DIRECTIVE:
Determine how many lines contain the string "Goods", then reply with that figure only.

INPUT MATERIAL:
____________________

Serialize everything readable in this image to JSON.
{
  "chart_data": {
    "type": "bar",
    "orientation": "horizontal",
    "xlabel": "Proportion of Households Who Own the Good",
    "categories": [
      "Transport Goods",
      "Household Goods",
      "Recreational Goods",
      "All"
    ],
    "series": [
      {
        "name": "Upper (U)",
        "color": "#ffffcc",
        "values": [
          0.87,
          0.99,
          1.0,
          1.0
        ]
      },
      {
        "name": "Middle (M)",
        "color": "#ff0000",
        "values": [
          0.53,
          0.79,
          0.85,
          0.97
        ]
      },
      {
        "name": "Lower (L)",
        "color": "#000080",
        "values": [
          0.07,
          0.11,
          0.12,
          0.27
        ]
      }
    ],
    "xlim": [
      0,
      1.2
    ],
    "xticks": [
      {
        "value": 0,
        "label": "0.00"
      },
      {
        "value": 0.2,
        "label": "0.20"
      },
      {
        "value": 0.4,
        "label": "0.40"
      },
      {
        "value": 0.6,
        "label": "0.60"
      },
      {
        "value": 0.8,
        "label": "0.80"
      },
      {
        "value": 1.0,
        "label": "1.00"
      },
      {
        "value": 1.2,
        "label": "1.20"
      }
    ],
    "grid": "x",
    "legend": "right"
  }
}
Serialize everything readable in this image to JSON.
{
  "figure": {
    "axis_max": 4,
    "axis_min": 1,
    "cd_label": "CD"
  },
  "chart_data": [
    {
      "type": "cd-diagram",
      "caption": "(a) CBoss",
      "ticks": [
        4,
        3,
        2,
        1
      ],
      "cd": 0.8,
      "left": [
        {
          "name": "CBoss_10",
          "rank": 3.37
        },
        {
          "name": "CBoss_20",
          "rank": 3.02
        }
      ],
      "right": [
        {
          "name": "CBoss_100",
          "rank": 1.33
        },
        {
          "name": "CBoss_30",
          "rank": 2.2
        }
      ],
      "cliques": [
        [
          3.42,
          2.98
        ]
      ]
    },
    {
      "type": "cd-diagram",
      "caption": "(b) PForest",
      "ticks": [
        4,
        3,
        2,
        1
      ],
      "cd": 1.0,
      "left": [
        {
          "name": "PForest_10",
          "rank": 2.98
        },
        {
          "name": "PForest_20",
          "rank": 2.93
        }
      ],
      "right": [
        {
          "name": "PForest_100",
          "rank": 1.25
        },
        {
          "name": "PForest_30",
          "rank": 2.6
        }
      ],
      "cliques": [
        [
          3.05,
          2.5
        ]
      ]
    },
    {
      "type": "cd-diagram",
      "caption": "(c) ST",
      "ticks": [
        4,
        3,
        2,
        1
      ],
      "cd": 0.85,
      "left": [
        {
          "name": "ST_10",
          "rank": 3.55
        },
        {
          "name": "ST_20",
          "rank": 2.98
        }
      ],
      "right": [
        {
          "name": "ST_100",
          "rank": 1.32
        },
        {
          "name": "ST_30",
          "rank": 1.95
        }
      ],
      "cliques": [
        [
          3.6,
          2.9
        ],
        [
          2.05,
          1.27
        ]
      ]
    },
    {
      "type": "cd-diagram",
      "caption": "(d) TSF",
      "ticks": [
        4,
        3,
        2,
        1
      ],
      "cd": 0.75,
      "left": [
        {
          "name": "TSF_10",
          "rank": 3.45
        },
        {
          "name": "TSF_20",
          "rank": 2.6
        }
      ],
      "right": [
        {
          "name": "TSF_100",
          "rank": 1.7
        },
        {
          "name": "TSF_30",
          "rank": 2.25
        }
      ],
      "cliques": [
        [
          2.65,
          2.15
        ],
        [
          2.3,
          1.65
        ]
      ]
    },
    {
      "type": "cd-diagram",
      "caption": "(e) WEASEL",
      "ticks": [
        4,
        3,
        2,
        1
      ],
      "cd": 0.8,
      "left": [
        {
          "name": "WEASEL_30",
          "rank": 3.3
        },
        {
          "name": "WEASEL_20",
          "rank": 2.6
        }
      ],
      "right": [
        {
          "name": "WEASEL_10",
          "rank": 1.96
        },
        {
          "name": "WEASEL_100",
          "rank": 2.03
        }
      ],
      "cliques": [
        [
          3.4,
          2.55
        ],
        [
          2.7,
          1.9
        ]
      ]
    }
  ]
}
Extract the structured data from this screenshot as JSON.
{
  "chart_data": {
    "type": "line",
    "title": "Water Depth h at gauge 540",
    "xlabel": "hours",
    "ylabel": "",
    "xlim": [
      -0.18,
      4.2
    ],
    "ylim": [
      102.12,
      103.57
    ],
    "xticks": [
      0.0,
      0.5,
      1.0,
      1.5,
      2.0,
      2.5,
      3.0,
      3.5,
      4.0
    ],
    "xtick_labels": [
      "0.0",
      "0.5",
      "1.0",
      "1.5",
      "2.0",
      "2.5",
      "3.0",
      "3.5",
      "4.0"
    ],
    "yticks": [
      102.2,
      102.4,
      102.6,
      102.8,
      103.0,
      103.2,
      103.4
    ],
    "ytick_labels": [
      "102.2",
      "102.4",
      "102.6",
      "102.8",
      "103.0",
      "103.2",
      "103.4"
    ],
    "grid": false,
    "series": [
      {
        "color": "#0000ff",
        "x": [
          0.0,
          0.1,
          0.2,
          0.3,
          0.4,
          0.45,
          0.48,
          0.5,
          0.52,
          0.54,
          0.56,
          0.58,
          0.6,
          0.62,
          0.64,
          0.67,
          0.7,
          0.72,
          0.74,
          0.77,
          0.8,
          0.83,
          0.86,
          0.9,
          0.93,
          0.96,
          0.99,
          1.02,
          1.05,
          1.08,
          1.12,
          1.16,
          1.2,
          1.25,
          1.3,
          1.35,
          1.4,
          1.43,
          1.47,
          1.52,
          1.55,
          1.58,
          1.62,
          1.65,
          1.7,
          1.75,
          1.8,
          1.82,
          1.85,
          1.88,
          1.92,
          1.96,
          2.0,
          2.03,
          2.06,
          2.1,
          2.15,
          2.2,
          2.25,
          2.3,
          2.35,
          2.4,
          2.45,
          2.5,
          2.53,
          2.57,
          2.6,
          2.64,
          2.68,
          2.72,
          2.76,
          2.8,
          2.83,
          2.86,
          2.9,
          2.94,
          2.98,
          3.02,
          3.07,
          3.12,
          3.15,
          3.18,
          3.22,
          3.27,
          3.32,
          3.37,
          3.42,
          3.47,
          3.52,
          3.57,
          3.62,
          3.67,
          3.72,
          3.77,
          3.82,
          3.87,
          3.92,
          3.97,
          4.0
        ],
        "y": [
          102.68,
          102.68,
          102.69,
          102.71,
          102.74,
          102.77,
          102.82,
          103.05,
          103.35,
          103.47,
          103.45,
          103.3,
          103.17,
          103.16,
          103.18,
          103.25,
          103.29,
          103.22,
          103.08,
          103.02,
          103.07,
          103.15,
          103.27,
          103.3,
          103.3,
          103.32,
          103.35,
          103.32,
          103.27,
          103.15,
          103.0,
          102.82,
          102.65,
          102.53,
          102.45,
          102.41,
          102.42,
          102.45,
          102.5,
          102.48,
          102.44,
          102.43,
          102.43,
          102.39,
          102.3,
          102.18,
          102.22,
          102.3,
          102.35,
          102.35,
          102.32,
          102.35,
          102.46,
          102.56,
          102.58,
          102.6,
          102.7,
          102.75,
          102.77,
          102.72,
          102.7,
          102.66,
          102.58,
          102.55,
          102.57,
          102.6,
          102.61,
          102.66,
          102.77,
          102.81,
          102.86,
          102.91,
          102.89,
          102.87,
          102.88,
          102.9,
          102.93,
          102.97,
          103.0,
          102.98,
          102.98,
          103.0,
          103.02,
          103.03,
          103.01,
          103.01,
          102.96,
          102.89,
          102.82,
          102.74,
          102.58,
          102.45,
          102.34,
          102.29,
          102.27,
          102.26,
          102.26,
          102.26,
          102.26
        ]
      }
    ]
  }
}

____________________

REPLY:
3